Records shown |
• • • • • • •

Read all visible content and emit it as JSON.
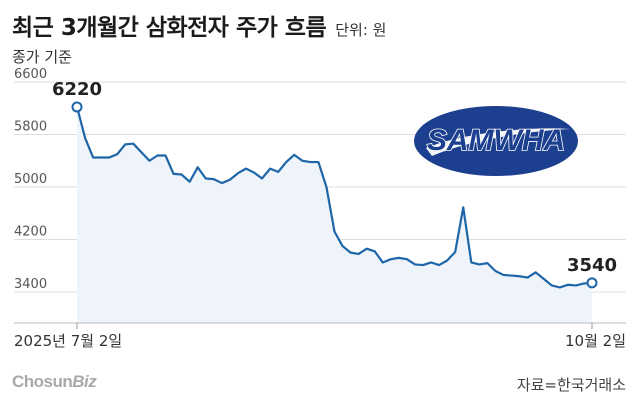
{
  "header": {
    "title": "최근 3개월간 삼화전자 주가 흐름",
    "unit": "단위: 원",
    "subtitle": "종가 기준"
  },
  "logo": {
    "text": "SAMWHA"
  },
  "footer": {
    "brand_main": "Chosun",
    "brand_sub": "Biz",
    "source": "자료=한국거래소"
  },
  "colors": {
    "line": "#1f66a8",
    "area": "#eef4fa",
    "grid": "#dddddd",
    "logo_navy": "#1d3f8f"
  },
  "chart_data": {
    "type": "area",
    "title": "최근 3개월간 삼화전자 주가 흐름",
    "ylabel": "원",
    "ylim": [
      3150,
      6700
    ],
    "yticks": [
      3400,
      4200,
      5000,
      5800,
      6600
    ],
    "ytick_labels": [
      "3400",
      "4200",
      "5000",
      "5800",
      "6600"
    ],
    "xtick_labels": [
      "2025년 7월 2일",
      "10월 2일"
    ],
    "annotations": [
      {
        "label": "6220",
        "point": "first"
      },
      {
        "label": "3540",
        "point": "last"
      }
    ],
    "grid": true,
    "legend": "none",
    "x_start": "2025-07-02",
    "x_end": "2025-10-02",
    "series": [
      {
        "values": [
          6220,
          5750,
          5450,
          5450,
          5450,
          5500,
          5650,
          5660,
          5530,
          5400,
          5480,
          5480,
          5200,
          5190,
          5080,
          5300,
          5130,
          5120,
          5060,
          5110,
          5210,
          5280,
          5220,
          5130,
          5280,
          5230,
          5380,
          5490,
          5400,
          5380,
          5380,
          5000,
          4320,
          4100,
          4000,
          3980,
          4060,
          4020,
          3850,
          3900,
          3920,
          3900,
          3820,
          3810,
          3850,
          3810,
          3880,
          4010,
          4690,
          3850,
          3820,
          3840,
          3720,
          3660,
          3650,
          3640,
          3620,
          3700,
          3600,
          3500,
          3470,
          3510,
          3500,
          3530,
          3540
        ]
      }
    ]
  }
}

• • • • • • •

Directions |
All of the records need repeating exactly, except for the pictures.

Exercise solution |
Read all visible content and emit it as JSON.
{
  "header": {
    "title": "최근 3개월간 삼화전자 주가 흐름",
    "unit": "단위: 원",
    "subtitle": "종가 기준"
  },
  "logo": {
    "text": "SAMWHA"
  },
  "footer": {
    "brand_main": "Chosun",
    "brand_sub": "Biz",
    "source": "자료=한국거래소"
  },
  "colors": {
    "line": "#1f66a8",
    "area": "#eef4fa",
    "grid": "#dddddd",
    "logo_navy": "#1d3f8f"
  },
  "chart_data": {
    "type": "area",
    "title": "최근 3개월간 삼화전자 주가 흐름",
    "ylabel": "원",
    "ylim": [
      3150,
      6700
    ],
    "yticks": [
      3400,
      4200,
      5000,
      5800,
      6600
    ],
    "ytick_labels": [
      "3400",
      "4200",
      "5000",
      "5800",
      "6600"
    ],
    "xtick_labels": [
      "2025년 7월 2일",
      "10월 2일"
    ],
    "annotations": [
      {
        "label": "6220",
        "point": "first"
      },
      {
        "label": "3540",
        "point": "last"
      }
    ],
    "grid": true,
    "legend": "none",
    "x_start": "2025-07-02",
    "x_end": "2025-10-02",
    "series": [
      {
        "values": [
          6220,
          5750,
          5450,
          5450,
          5450,
          5500,
          5650,
          5660,
          5530,
          5400,
          5480,
          5480,
          5200,
          5190,
          5080,
          5300,
          5130,
          5120,
          5060,
          5110,
          5210,
          5280,
          5220,
          5130,
          5280,
          5230,
          5380,
          5490,
          5400,
          5380,
          5380,
          5000,
          4320,
          4100,
          4000,
          3980,
          4060,
          4020,
          3850,
          3900,
          3920,
          3900,
          3820,
          3810,
          3850,
          3810,
          3880,
          4010,
          4690,
          3850,
          3820,
          3840,
          3720,
          3660,
          3650,
          3640,
          3620,
          3700,
          3600,
          3500,
          3470,
          3510,
          3500,
          3530,
          3540
        ]
      }
    ]
  }
}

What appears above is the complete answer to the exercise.